● Do this
Calculate how many lines in the following records hold the word "gamma", and report that number without comment.

● Information supplied
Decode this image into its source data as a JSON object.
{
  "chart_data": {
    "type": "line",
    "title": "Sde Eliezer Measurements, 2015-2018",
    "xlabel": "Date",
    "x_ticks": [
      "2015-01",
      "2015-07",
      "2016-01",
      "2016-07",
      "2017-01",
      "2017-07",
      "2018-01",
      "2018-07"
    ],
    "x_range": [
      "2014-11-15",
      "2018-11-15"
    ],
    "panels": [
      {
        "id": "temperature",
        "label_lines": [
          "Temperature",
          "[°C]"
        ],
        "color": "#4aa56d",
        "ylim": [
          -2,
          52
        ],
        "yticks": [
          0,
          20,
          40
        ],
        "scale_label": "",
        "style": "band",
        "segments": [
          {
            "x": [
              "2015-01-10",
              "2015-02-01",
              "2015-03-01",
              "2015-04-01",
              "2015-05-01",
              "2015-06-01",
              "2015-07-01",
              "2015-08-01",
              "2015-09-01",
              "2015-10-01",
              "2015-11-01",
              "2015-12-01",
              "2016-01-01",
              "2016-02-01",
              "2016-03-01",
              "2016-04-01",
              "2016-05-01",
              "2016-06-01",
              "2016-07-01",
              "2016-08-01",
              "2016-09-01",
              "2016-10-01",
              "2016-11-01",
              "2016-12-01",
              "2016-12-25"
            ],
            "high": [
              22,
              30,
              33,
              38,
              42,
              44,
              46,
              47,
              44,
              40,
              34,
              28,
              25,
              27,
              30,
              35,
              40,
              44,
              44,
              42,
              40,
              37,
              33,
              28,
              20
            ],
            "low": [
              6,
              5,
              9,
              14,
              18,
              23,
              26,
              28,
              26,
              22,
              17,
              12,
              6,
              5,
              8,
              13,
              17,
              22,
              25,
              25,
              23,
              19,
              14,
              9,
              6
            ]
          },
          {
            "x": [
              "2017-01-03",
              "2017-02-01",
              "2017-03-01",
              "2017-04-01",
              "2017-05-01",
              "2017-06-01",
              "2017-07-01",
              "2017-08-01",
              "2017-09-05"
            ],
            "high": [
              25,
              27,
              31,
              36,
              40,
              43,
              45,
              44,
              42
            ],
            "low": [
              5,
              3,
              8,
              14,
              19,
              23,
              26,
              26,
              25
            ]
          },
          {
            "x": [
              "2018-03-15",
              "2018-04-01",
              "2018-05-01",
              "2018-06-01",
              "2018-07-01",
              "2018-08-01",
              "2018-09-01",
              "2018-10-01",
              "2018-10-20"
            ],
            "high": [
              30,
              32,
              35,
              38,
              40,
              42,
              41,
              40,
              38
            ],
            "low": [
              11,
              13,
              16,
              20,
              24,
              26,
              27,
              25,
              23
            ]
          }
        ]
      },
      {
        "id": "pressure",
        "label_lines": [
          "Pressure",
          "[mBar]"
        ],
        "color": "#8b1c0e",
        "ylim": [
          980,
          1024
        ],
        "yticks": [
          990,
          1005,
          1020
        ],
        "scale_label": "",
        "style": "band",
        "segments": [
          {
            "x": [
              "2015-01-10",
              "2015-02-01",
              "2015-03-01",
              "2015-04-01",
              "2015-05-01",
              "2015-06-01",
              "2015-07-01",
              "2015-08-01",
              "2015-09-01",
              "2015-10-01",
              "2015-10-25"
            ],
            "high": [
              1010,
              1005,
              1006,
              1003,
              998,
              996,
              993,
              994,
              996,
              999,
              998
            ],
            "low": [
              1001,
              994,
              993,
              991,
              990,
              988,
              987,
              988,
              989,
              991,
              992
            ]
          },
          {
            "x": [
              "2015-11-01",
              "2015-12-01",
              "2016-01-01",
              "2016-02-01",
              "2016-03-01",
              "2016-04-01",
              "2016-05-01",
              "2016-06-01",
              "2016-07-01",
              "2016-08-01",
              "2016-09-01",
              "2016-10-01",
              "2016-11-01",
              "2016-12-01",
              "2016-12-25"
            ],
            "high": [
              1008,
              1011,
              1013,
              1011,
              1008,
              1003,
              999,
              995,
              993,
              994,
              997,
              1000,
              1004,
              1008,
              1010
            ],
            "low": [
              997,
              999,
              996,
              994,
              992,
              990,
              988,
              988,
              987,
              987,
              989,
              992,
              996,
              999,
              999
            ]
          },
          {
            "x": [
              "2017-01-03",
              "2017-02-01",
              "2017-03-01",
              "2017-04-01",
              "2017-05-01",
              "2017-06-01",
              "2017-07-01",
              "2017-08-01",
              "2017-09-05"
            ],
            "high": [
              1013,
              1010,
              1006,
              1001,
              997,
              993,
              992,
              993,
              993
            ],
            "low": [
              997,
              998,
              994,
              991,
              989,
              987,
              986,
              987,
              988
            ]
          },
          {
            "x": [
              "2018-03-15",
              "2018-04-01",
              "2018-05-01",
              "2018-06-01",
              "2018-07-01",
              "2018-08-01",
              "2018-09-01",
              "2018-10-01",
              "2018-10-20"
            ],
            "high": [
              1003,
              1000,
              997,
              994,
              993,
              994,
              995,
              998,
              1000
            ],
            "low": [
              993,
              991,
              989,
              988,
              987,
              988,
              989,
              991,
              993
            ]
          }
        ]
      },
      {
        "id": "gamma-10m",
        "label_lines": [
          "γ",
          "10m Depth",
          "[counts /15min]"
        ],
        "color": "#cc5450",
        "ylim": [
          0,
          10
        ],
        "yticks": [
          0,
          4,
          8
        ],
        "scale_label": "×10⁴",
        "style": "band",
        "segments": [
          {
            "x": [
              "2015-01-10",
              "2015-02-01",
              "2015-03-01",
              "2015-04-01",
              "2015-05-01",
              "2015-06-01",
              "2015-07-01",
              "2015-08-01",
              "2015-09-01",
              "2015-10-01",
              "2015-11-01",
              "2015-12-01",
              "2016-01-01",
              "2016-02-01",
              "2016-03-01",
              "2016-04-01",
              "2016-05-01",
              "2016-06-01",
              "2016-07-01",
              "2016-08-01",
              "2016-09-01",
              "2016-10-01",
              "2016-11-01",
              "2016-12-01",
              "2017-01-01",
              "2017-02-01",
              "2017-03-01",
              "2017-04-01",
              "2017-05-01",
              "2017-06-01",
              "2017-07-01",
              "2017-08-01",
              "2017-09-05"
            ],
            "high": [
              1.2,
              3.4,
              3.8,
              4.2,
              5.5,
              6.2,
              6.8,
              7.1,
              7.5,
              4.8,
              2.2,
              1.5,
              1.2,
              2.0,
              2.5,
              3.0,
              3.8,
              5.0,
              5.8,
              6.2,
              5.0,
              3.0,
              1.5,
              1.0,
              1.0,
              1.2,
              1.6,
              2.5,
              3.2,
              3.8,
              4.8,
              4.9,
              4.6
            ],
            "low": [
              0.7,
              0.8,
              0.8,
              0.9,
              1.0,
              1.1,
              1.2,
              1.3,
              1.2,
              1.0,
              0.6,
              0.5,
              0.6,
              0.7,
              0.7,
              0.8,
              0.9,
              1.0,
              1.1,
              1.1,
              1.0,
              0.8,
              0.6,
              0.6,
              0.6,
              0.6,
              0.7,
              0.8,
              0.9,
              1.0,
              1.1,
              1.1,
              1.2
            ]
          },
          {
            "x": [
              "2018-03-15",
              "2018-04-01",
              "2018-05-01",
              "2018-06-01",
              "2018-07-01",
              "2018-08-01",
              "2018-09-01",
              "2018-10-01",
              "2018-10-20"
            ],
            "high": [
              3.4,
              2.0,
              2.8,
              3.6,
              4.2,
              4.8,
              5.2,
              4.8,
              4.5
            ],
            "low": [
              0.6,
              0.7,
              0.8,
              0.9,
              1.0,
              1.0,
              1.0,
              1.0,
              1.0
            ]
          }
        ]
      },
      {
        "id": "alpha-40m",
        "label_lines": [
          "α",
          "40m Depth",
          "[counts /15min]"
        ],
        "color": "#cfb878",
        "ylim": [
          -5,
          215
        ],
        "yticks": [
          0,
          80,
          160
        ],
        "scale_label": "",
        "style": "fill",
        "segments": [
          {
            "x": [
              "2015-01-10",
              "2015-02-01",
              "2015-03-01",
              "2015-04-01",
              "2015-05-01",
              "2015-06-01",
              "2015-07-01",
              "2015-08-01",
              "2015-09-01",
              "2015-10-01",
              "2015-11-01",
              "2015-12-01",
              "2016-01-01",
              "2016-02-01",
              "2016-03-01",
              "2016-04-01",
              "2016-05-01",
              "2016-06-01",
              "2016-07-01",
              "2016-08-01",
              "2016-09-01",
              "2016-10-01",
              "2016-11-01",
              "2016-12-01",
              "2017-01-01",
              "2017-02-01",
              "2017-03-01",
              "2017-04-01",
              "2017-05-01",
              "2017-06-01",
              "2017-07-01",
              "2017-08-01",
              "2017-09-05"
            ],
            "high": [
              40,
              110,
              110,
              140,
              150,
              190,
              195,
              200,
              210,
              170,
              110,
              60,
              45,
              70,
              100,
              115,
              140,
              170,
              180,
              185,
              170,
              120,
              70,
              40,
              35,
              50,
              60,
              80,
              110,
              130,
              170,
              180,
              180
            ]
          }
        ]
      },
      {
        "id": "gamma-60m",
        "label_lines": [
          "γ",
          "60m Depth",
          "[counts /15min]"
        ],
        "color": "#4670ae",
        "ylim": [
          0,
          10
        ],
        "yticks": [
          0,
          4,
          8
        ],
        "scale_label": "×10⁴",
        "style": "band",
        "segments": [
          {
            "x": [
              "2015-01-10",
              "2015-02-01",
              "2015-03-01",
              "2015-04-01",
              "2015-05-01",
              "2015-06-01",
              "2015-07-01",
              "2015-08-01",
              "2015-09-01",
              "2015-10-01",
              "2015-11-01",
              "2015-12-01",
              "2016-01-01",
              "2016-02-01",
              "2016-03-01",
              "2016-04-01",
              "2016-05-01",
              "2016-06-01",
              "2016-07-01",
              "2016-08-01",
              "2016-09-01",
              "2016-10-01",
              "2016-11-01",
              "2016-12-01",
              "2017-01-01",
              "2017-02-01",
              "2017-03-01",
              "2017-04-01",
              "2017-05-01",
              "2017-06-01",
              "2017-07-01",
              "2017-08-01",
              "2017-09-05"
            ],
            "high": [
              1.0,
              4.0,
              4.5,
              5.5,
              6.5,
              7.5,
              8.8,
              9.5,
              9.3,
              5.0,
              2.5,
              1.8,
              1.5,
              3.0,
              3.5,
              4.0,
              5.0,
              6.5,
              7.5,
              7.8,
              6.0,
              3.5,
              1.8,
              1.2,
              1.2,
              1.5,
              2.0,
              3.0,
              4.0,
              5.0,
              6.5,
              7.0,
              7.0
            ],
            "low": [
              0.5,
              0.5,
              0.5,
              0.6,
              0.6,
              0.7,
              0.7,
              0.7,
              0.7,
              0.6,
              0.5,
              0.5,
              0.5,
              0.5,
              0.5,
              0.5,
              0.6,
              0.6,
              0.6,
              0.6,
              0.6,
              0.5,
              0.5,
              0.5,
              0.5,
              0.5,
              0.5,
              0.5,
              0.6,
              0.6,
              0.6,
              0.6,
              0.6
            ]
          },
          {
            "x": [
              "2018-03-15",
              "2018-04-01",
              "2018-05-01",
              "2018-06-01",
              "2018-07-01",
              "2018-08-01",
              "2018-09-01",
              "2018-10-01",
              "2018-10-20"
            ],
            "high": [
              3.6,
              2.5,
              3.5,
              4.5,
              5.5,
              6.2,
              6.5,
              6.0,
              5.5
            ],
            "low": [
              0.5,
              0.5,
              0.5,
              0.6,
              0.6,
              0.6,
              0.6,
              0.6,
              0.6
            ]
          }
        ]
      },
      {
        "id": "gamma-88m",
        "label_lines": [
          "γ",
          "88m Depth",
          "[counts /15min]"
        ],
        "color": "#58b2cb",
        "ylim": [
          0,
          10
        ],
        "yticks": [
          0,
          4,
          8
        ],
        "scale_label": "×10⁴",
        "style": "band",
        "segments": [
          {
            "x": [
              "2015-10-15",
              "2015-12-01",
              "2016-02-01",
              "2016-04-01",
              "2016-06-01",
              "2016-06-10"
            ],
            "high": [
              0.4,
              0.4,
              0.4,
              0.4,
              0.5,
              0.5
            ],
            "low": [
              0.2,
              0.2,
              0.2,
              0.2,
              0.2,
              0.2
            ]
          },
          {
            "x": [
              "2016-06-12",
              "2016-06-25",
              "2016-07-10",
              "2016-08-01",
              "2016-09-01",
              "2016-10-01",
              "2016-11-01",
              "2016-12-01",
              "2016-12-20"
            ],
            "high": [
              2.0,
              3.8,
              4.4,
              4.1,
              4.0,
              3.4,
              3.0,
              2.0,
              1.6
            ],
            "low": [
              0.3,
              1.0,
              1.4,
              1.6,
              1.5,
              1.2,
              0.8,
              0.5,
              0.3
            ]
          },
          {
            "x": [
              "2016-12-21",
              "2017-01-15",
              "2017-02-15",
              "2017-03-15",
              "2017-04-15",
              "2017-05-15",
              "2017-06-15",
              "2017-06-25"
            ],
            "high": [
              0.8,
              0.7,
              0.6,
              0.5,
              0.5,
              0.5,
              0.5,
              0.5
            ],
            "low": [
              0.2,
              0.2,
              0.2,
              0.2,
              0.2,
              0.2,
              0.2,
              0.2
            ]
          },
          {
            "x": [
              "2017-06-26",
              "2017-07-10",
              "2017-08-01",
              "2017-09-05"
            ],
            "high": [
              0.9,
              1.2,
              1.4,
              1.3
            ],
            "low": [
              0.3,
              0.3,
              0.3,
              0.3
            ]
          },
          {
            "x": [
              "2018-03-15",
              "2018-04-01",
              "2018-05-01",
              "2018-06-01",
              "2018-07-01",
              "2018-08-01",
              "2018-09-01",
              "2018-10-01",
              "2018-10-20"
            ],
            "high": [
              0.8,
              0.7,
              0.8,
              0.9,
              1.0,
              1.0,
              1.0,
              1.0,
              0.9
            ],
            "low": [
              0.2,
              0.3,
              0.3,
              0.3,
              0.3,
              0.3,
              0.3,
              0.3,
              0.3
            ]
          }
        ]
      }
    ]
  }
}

● The solution
3